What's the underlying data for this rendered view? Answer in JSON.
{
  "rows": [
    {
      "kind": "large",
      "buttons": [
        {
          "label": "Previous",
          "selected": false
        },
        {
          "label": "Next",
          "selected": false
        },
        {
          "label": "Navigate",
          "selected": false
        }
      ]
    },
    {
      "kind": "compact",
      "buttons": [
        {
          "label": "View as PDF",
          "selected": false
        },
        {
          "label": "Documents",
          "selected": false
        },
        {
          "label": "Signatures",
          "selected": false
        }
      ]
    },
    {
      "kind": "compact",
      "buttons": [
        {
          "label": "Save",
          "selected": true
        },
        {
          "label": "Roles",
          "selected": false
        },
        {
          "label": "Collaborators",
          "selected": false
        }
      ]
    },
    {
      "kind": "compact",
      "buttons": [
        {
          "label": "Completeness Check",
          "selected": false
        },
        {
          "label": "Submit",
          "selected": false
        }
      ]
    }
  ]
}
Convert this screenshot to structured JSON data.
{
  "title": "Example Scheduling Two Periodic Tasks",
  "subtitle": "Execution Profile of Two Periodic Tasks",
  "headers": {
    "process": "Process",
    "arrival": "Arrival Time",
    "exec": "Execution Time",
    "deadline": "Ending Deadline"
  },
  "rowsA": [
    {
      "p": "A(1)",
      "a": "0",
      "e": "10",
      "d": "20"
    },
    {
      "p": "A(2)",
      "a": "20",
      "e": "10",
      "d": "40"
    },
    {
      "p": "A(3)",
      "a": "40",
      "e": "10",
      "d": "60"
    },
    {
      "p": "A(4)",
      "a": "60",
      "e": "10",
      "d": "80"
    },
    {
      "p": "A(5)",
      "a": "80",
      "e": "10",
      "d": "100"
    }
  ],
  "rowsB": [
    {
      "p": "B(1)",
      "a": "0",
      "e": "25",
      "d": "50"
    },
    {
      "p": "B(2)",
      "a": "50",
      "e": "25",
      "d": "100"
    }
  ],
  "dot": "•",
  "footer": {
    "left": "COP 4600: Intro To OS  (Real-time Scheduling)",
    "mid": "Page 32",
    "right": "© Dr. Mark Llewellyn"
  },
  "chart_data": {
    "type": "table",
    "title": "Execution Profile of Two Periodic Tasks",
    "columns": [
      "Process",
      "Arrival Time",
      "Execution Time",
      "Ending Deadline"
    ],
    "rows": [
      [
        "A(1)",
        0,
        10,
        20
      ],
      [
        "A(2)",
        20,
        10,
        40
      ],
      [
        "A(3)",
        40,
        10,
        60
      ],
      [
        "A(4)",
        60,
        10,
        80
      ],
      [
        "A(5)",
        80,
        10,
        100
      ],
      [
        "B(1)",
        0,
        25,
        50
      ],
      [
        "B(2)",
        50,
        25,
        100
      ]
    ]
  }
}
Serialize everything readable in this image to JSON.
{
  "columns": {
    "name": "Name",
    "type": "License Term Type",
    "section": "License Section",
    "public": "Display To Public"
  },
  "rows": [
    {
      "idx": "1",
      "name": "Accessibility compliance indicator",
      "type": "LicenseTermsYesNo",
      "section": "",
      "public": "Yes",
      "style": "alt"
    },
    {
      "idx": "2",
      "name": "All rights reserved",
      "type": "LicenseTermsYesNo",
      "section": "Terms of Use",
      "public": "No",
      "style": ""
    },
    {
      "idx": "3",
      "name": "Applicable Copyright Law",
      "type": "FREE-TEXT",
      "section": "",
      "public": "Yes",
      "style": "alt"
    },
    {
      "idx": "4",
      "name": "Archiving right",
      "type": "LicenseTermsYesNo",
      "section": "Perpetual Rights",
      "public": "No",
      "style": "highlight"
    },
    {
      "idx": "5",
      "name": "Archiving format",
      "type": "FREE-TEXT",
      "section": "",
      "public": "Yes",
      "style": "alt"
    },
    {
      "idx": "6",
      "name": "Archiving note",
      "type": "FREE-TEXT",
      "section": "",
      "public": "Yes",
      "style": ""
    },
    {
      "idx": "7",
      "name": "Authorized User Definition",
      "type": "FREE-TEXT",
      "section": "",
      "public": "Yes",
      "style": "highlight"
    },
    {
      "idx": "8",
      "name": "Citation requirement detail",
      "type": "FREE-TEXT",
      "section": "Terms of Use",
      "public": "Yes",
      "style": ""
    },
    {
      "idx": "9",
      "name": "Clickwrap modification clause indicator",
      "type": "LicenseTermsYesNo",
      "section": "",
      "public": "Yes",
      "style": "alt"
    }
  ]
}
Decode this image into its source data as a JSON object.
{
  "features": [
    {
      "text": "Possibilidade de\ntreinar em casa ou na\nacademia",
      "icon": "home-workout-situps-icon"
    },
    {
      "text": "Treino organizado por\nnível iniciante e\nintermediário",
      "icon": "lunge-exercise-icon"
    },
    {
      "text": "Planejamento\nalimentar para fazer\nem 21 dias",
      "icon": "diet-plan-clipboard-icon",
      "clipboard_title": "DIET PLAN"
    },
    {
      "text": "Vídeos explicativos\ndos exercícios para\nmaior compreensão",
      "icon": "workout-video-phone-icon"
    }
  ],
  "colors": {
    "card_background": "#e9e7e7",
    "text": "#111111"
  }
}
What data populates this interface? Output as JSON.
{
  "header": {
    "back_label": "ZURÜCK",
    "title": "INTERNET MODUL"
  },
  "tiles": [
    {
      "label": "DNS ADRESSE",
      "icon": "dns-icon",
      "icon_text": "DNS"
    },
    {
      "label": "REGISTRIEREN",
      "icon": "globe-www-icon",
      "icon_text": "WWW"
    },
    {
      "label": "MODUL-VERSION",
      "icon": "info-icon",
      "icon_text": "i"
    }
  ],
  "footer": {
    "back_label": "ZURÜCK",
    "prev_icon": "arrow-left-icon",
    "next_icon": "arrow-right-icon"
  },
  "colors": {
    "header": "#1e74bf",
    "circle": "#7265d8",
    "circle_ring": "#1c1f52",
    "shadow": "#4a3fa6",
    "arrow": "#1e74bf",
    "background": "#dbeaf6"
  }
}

........

[Stated goal]:
Write the lines out verbatim, from the one with "Decode this image" through the last line of the entries, and stop there.

[Answer]:
Decode this image into its source data as a JSON object.
{
  "features": [
    {
      "text": "Possibilidade de\ntreinar em casa ou na\nacademia",
      "icon": "home-workout-situps-icon"
    },
    {
      "text": "Treino organizado por\nnível iniciante e\nintermediário",
      "icon": "lunge-exercise-icon"
    },
    {
      "text": "Planejamento\nalimentar para fazer\nem 21 dias",
      "icon": "diet-plan-clipboard-icon",
      "clipboard_title": "DIET PLAN"
    },
    {
      "text": "Vídeos explicativos\ndos exercícios para\nmaior compreensão",
      "icon": "workout-video-phone-icon"
    }
  ],
  "colors": {
    "card_background": "#e9e7e7",
    "text": "#111111"
  }
}
What data populates this interface? Output as JSON.
{
  "header": {
    "back_label": "ZURÜCK",
    "title": "INTERNET MODUL"
  },
  "tiles": [
    {
      "label": "DNS ADRESSE",
      "icon": "dns-icon",
      "icon_text": "DNS"
    },
    {
      "label": "REGISTRIEREN",
      "icon": "globe-www-icon",
      "icon_text": "WWW"
    },
    {
      "label": "MODUL-VERSION",
      "icon": "info-icon",
      "icon_text": "i"
    }
  ],
  "footer": {
    "back_label": "ZURÜCK",
    "prev_icon": "arrow-left-icon",
    "next_icon": "arrow-right-icon"
  },
  "colors": {
    "header": "#1e74bf",
    "circle": "#7265d8",
    "circle_ring": "#1c1f52",
    "shadow": "#4a3fa6",
    "arrow": "#1e74bf",
    "background": "#dbeaf6"
  }
}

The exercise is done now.